◆ Short task 1: In the film article, rewrite the passage from "Azhagan Azhagi ()" up to and including "Mohabbath) and Aarushi.", replacing "romantic drama" with "romantic comedy".
◆ Short task 2: List every character name that the cast list in the film article assigns to an actor.

◆ Extracted text:
__________
Azhagan Azhagi () (sometimes Alagan Alagi) is a 2012 Indian Tamil-language romantic drama film directed by Nandha Periyasamy and starring Jack (who starred in Mohabbath) and Aarushi.

Cast 
Jack as Selva
Aarushi as Jothi
A. Venkatesh as Rathinavel 
Aarthi as Rani
Ravi Mariya
G. M. Kumar
Chaams
Robo Shankar as Alasunder
Kasthuri in a special appearance

Production 
The film stars 32 debutantes. The film was shot in Chennai, Karaikudi and Ramanathapuram. Power Star appeared in a promotional song.

Soundtrack 
Music by Kannan.
__________
◆ Recorded information:

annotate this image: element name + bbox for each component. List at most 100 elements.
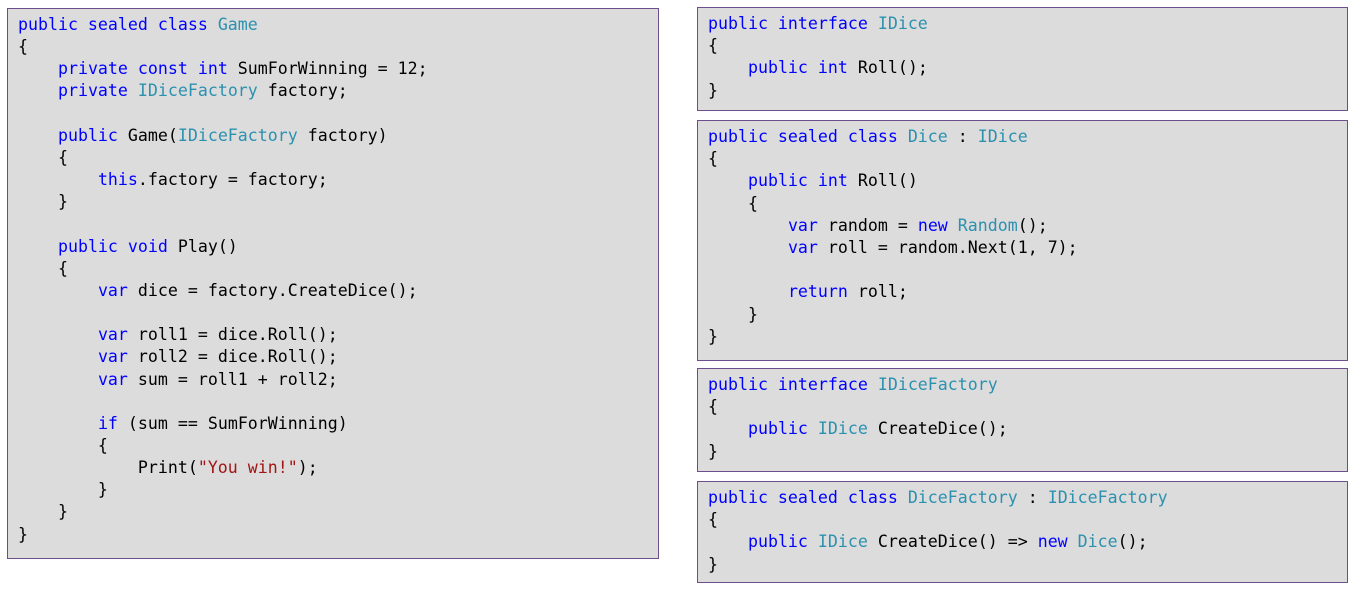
__________
◆ Final answer 1:
Azhagan Azhagi () (sometimes Alagan Alagi) is a 2012 Indian Tamil-language romantic comedy film directed by Nandha Periyasamy and starring Jack (who starred in Mohabbath) and Aarushi.

◆ Final answer 2: Selva, Jothi, Rathinavel, Rani, Alasunder